§ **AIM OF THE TASK**:
In the material below, find each line holding the string "Entertainment" and copy it.
**** GIVEN DATA ****
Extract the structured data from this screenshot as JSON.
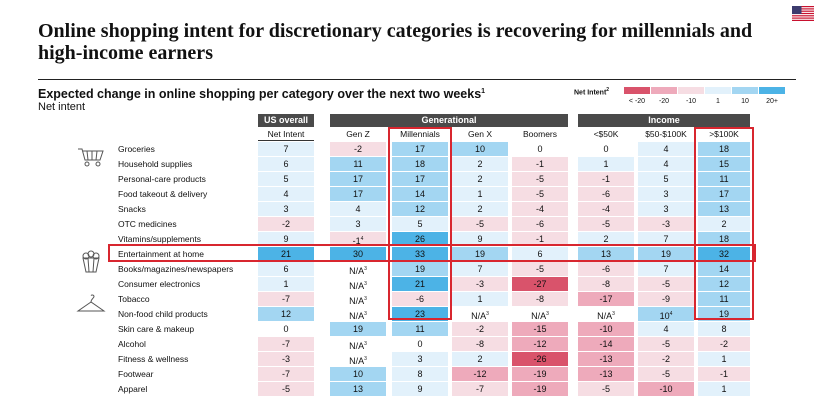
{
  "title": "Online shopping intent for discretionary categories is recovering for millennials and high-income earners",
  "subtitle": "Expected change in online shopping per category over the next two weeks",
  "subtitle_sup": "1",
  "unit": "Net intent",
  "legend": {
    "title": "Net Intent",
    "title_sup": "2",
    "labels": [
      "< -20",
      "-20",
      "-10",
      "1",
      "10",
      "20+"
    ],
    "colors": [
      "#d9536b",
      "#eeaabb",
      "#f6dde3",
      "#e2f1fb",
      "#a3d6f2",
      "#4cb3e6"
    ]
  },
  "groups": [
    {
      "label": "US overall"
    },
    {
      "label": "Generational"
    },
    {
      "label": "Income"
    }
  ],
  "columns": [
    "Net Intent",
    "Gen Z",
    "Millennials",
    "Gen X",
    "Boomers",
    "<$50K",
    "$50-$100K",
    ">$100K"
  ],
  "chart_data": {
    "type": "table",
    "columns": [
      "Net Intent",
      "Gen Z",
      "Millennials",
      "Gen X",
      "Boomers",
      "<$50K",
      "$50-$100K",
      ">$100K"
    ],
    "rows": [
      {
        "label": "Groceries",
        "values": [
          "7",
          "-2",
          "17",
          "10",
          "0",
          "0",
          "4",
          "18"
        ]
      },
      {
        "label": "Household supplies",
        "values": [
          "6",
          "11",
          "18",
          "2",
          "-1",
          "1",
          "4",
          "15"
        ]
      },
      {
        "label": "Personal-care products",
        "values": [
          "5",
          "17",
          "17",
          "2",
          "-5",
          "-1",
          "5",
          "11"
        ]
      },
      {
        "label": "Food takeout & delivery",
        "values": [
          "4",
          "17",
          "14",
          "1",
          "-5",
          "-6",
          "3",
          "17"
        ]
      },
      {
        "label": "Snacks",
        "values": [
          "3",
          "4",
          "12",
          "2",
          "-4",
          "-4",
          "3",
          "13"
        ]
      },
      {
        "label": "OTC medicines",
        "values": [
          "-2",
          "3",
          "5",
          "-5",
          "-6",
          "-5",
          "-3",
          "2"
        ]
      },
      {
        "label": "Vitamins/supplements",
        "values": [
          "9",
          "-1⁴",
          "26",
          "9",
          "-1",
          "2",
          "7",
          "18"
        ]
      },
      {
        "label": "Entertainment at home",
        "values": [
          "21",
          "30",
          "33",
          "19",
          "6",
          "13",
          "19",
          "32"
        ]
      },
      {
        "label": "Books/magazines/newspapers",
        "values": [
          "6",
          "N/A³",
          "19",
          "7",
          "-5",
          "-6",
          "7",
          "14"
        ]
      },
      {
        "label": "Consumer electronics",
        "values": [
          "1",
          "N/A³",
          "21",
          "-3",
          "-27",
          "-8",
          "-5",
          "12"
        ]
      },
      {
        "label": "Tobacco",
        "values": [
          "-7",
          "N/A³",
          "-6",
          "1",
          "-8",
          "-17",
          "-9",
          "11"
        ]
      },
      {
        "label": "Non-food child products",
        "values": [
          "12",
          "N/A³",
          "23",
          "N/A³",
          "N/A³",
          "N/A³",
          "10⁴",
          "19"
        ]
      },
      {
        "label": "Skin care & makeup",
        "values": [
          "0",
          "19",
          "11",
          "-2",
          "-15",
          "-10",
          "4",
          "8"
        ]
      },
      {
        "label": "Alcohol",
        "values": [
          "-7",
          "N/A³",
          "0",
          "-8",
          "-12",
          "-14",
          "-5",
          "-2"
        ]
      },
      {
        "label": "Fitness & wellness",
        "values": [
          "-3",
          "N/A³",
          "3",
          "2",
          "-26",
          "-13",
          "-2",
          "1"
        ]
      },
      {
        "label": "Footwear",
        "values": [
          "-7",
          "10",
          "8",
          "-12",
          "-19",
          "-13",
          "-5",
          "-1"
        ]
      },
      {
        "label": "Apparel",
        "values": [
          "-5",
          "13",
          "9",
          "-7",
          "-19",
          "-5",
          "-10",
          "1"
        ]
      }
    ],
    "highlight": {
      "row": "Entertainment at home",
      "columns": [
        "Millennials",
        ">$100K"
      ]
    }
  },
  "icons": [
    "flag-icon",
    "shopping-cart-icon",
    "popcorn-icon",
    "clothes-hanger-icon"
  ]
}
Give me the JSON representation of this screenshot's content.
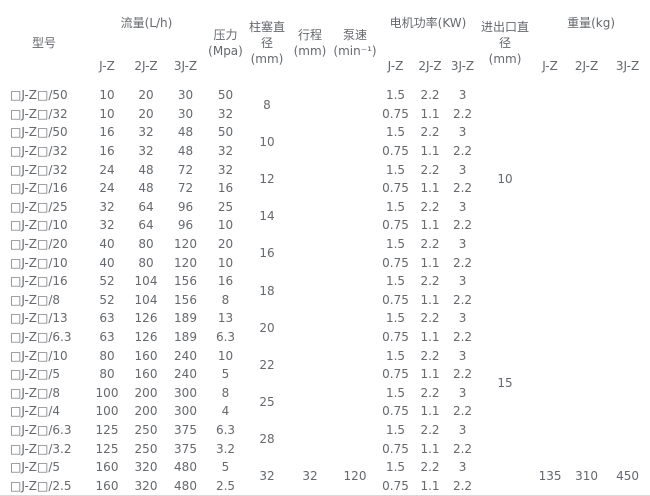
{
  "page": {
    "background": "#ffffff",
    "text_color": "#65686d",
    "border_color": "#d9d9d9"
  },
  "table": {
    "headers": {
      "model": "型号",
      "flow_group": "流量(L/h)",
      "pressure": "压力\n(Mpa)",
      "plunger": "柱塞直径\n(mm)",
      "stroke": "行程\n(mm)",
      "speed": "泵速\n(min⁻¹)",
      "power_group": "电机功率(KW)",
      "diameter": "进出口直\n径\n(mm)",
      "weight_group": "重量(kg)",
      "sub": [
        "J-Z",
        "2J-Z",
        "3J-Z"
      ]
    },
    "rows": [
      {
        "model": "□J-Z□/50",
        "flow": [
          "10",
          "20",
          "30"
        ],
        "pressure": "50",
        "power": [
          "1.5",
          "2.2",
          "3"
        ]
      },
      {
        "model": "□J-Z□/32",
        "flow": [
          "10",
          "20",
          "30"
        ],
        "pressure": "32",
        "power": [
          "0.75",
          "1.1",
          "2.2"
        ]
      },
      {
        "model": "□J-Z□/50",
        "flow": [
          "16",
          "32",
          "48"
        ],
        "pressure": "50",
        "power": [
          "1.5",
          "2.2",
          "3"
        ]
      },
      {
        "model": "□J-Z□/32",
        "flow": [
          "16",
          "32",
          "48"
        ],
        "pressure": "32",
        "power": [
          "0.75",
          "1.1",
          "2.2"
        ]
      },
      {
        "model": "□J-Z□/32",
        "flow": [
          "24",
          "48",
          "72"
        ],
        "pressure": "32",
        "power": [
          "1.5",
          "2.2",
          "3"
        ]
      },
      {
        "model": "□J-Z□/16",
        "flow": [
          "24",
          "48",
          "72"
        ],
        "pressure": "16",
        "power": [
          "0.75",
          "1.1",
          "2.2"
        ]
      },
      {
        "model": "□J-Z□/25",
        "flow": [
          "32",
          "64",
          "96"
        ],
        "pressure": "25",
        "power": [
          "1.5",
          "2.2",
          "3"
        ]
      },
      {
        "model": "□J-Z□/10",
        "flow": [
          "32",
          "64",
          "96"
        ],
        "pressure": "10",
        "power": [
          "0.75",
          "1.1",
          "2.2"
        ]
      },
      {
        "model": "□J-Z□/20",
        "flow": [
          "40",
          "80",
          "120"
        ],
        "pressure": "20",
        "power": [
          "1.5",
          "2.2",
          "3"
        ]
      },
      {
        "model": "□J-Z□/10",
        "flow": [
          "40",
          "80",
          "120"
        ],
        "pressure": "10",
        "power": [
          "0.75",
          "1.1",
          "2.2"
        ]
      },
      {
        "model": "□J-Z□/16",
        "flow": [
          "52",
          "104",
          "156"
        ],
        "pressure": "16",
        "power": [
          "1.5",
          "2.2",
          "3"
        ]
      },
      {
        "model": "□J-Z□/8",
        "flow": [
          "52",
          "104",
          "156"
        ],
        "pressure": "8",
        "power": [
          "0.75",
          "1.1",
          "2.2"
        ]
      },
      {
        "model": "□J-Z□/13",
        "flow": [
          "63",
          "126",
          "189"
        ],
        "pressure": "13",
        "power": [
          "1.5",
          "2.2",
          "3"
        ]
      },
      {
        "model": "□J-Z□/6.3",
        "flow": [
          "63",
          "126",
          "189"
        ],
        "pressure": "6.3",
        "power": [
          "0.75",
          "1.1",
          "2.2"
        ]
      },
      {
        "model": "□J-Z□/10",
        "flow": [
          "80",
          "160",
          "240"
        ],
        "pressure": "10",
        "power": [
          "1.5",
          "2.2",
          "3"
        ]
      },
      {
        "model": "□J-Z□/5",
        "flow": [
          "80",
          "160",
          "240"
        ],
        "pressure": "5",
        "power": [
          "0.75",
          "1.1",
          "2.2"
        ]
      },
      {
        "model": "□J-Z□/8",
        "flow": [
          "100",
          "200",
          "300"
        ],
        "pressure": "8",
        "power": [
          "1.5",
          "2.2",
          "3"
        ]
      },
      {
        "model": "□J-Z□/4",
        "flow": [
          "100",
          "200",
          "300"
        ],
        "pressure": "4",
        "power": [
          "0.75",
          "1.1",
          "2.2"
        ]
      },
      {
        "model": "□J-Z□/6.3",
        "flow": [
          "125",
          "250",
          "375"
        ],
        "pressure": "6.3",
        "power": [
          "1.5",
          "2.2",
          "3"
        ]
      },
      {
        "model": "□J-Z□/3.2",
        "flow": [
          "125",
          "250",
          "375"
        ],
        "pressure": "3.2",
        "power": [
          "0.75",
          "1.1",
          "2.2"
        ]
      },
      {
        "model": "□J-Z□/5",
        "flow": [
          "160",
          "320",
          "480"
        ],
        "pressure": "5",
        "power": [
          "1.5",
          "2.2",
          "3"
        ]
      },
      {
        "model": "□J-Z□/2.5",
        "flow": [
          "160",
          "320",
          "480"
        ],
        "pressure": "2.5",
        "power": [
          "0.75",
          "1.1",
          "2.2"
        ]
      }
    ],
    "plunger_diameters": [
      "8",
      "10",
      "12",
      "14",
      "16",
      "18",
      "20",
      "22",
      "25",
      "28",
      "32"
    ],
    "stroke_value": "32",
    "speed_value": "120",
    "inlet_outlet": [
      {
        "value": "10",
        "rowspan": 10
      },
      {
        "value": "15",
        "rowspan": 12
      }
    ],
    "weights": [
      "135",
      "310",
      "450"
    ]
  }
}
****
§ **IN RESPONSE**:
        "label": "Entertainment at home",
      "row": "Entertainment at home",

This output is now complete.